Task goal =>
Copy out every record below exactly as written, but leave out any pictures.

Given data =>

================================

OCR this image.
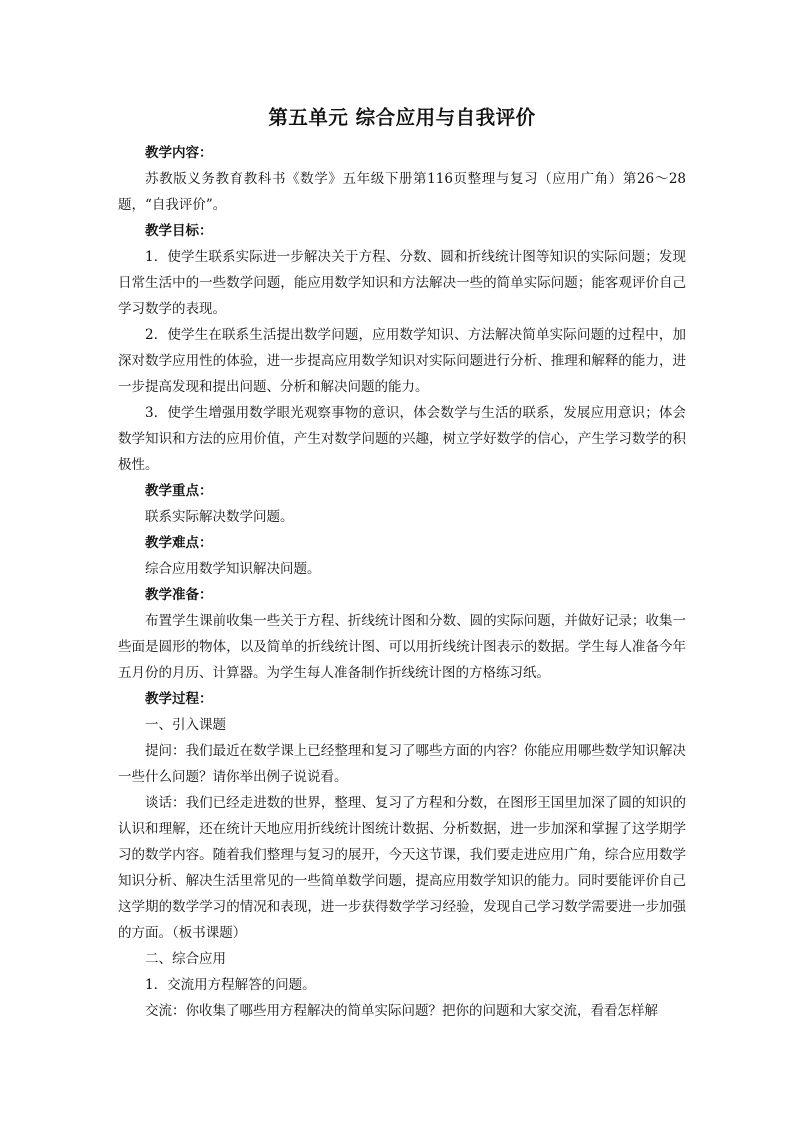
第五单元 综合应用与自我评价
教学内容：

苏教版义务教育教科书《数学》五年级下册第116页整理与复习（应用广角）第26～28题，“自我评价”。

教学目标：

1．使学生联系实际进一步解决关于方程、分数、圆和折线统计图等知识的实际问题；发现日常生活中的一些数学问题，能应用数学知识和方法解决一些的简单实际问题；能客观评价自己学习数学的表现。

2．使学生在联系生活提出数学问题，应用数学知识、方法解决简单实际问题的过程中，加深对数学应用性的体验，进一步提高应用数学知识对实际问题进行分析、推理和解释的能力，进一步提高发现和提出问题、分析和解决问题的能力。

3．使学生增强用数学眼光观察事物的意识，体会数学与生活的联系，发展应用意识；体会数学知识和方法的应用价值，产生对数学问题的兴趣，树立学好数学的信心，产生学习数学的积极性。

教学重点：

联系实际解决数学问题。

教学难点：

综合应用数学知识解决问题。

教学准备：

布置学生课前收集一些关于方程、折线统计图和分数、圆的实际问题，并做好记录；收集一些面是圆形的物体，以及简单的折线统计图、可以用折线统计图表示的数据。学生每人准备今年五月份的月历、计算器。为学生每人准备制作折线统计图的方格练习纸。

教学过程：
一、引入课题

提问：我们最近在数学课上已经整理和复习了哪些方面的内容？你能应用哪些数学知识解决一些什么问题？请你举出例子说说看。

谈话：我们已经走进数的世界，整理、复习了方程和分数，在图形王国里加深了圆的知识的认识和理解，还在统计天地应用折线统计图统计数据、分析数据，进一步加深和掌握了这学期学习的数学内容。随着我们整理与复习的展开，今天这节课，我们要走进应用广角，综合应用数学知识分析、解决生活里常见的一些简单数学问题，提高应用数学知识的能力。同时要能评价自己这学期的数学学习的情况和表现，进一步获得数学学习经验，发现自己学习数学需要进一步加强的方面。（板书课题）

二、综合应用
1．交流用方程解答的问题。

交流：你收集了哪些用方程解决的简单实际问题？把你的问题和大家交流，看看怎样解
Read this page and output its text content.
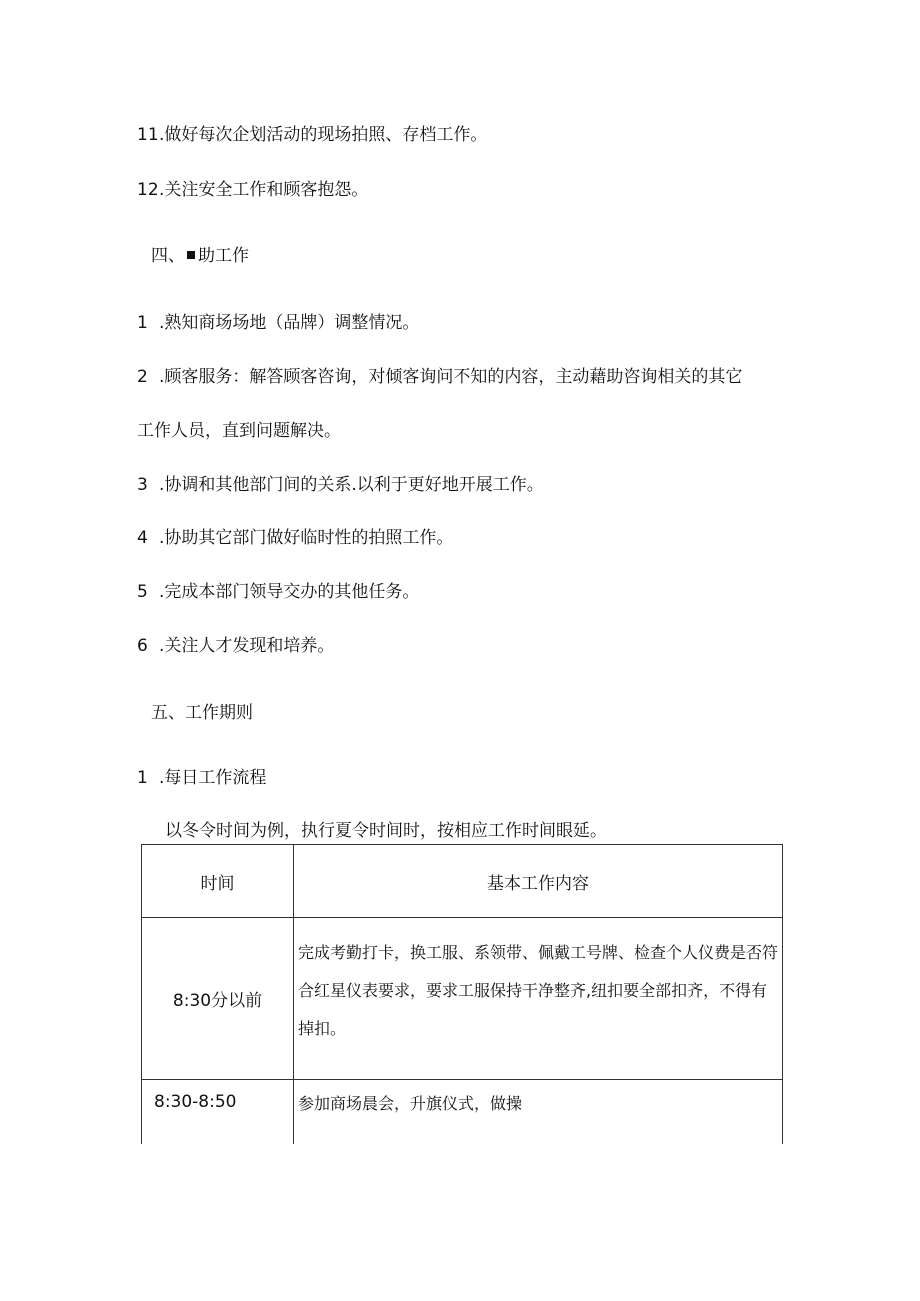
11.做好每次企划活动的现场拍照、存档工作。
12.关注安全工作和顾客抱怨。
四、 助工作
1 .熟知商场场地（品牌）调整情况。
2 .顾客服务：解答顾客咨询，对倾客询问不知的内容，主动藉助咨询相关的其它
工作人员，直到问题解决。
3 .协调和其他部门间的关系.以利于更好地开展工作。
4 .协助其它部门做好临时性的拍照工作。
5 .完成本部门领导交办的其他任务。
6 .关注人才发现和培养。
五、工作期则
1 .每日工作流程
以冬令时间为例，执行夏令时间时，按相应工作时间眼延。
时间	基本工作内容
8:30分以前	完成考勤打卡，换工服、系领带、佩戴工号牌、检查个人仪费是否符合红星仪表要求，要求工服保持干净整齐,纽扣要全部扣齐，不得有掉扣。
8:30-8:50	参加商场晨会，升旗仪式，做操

================================

Full answer =>
OCR this image.
第五单元 综合应用与自我评价
教学内容：

苏教版义务教育教科书《数学》五年级下册第116页整理与复习（应用广角）第26～28题，“自我评价”。

教学目标：

1．使学生联系实际进一步解决关于方程、分数、圆和折线统计图等知识的实际问题；发现日常生活中的一些数学问题，能应用数学知识和方法解决一些的简单实际问题；能客观评价自己学习数学的表现。

2．使学生在联系生活提出数学问题，应用数学知识、方法解决简单实际问题的过程中，加深对数学应用性的体验，进一步提高应用数学知识对实际问题进行分析、推理和解释的能力，进一步提高发现和提出问题、分析和解决问题的能力。

3．使学生增强用数学眼光观察事物的意识，体会数学与生活的联系，发展应用意识；体会数学知识和方法的应用价值，产生对数学问题的兴趣，树立学好数学的信心，产生学习数学的积极性。

教学重点：

联系实际解决数学问题。

教学难点：

综合应用数学知识解决问题。

教学准备：

布置学生课前收集一些关于方程、折线统计图和分数、圆的实际问题，并做好记录；收集一些面是圆形的物体，以及简单的折线统计图、可以用折线统计图表示的数据。学生每人准备今年五月份的月历、计算器。为学生每人准备制作折线统计图的方格练习纸。

教学过程：
一、引入课题

提问：我们最近在数学课上已经整理和复习了哪些方面的内容？你能应用哪些数学知识解决一些什么问题？请你举出例子说说看。

谈话：我们已经走进数的世界，整理、复习了方程和分数，在图形王国里加深了圆的知识的认识和理解，还在统计天地应用折线统计图统计数据、分析数据，进一步加深和掌握了这学期学习的数学内容。随着我们整理与复习的展开，今天这节课，我们要走进应用广角，综合应用数学知识分析、解决生活里常见的一些简单数学问题，提高应用数学知识的能力。同时要能评价自己这学期的数学学习的情况和表现，进一步获得数学学习经验，发现自己学习数学需要进一步加强的方面。（板书课题）

二、综合应用
1．交流用方程解答的问题。

交流：你收集了哪些用方程解决的简单实际问题？把你的问题和大家交流，看看怎样解
Read this page and output its text content.
11.做好每次企划活动的现场拍照、存档工作。
12.关注安全工作和顾客抱怨。
四、 助工作
1 .熟知商场场地（品牌）调整情况。
2 .顾客服务：解答顾客咨询，对倾客询问不知的内容，主动藉助咨询相关的其它
工作人员，直到问题解决。
3 .协调和其他部门间的关系.以利于更好地开展工作。
4 .协助其它部门做好临时性的拍照工作。
5 .完成本部门领导交办的其他任务。
6 .关注人才发现和培养。
五、工作期则
1 .每日工作流程
以冬令时间为例，执行夏令时间时，按相应工作时间眼延。
时间	基本工作内容
8:30分以前	完成考勤打卡，换工服、系领带、佩戴工号牌、检查个人仪费是否符合红星仪表要求，要求工服保持干净整齐,纽扣要全部扣齐，不得有掉扣。
8:30-8:50	参加商场晨会，升旗仪式，做操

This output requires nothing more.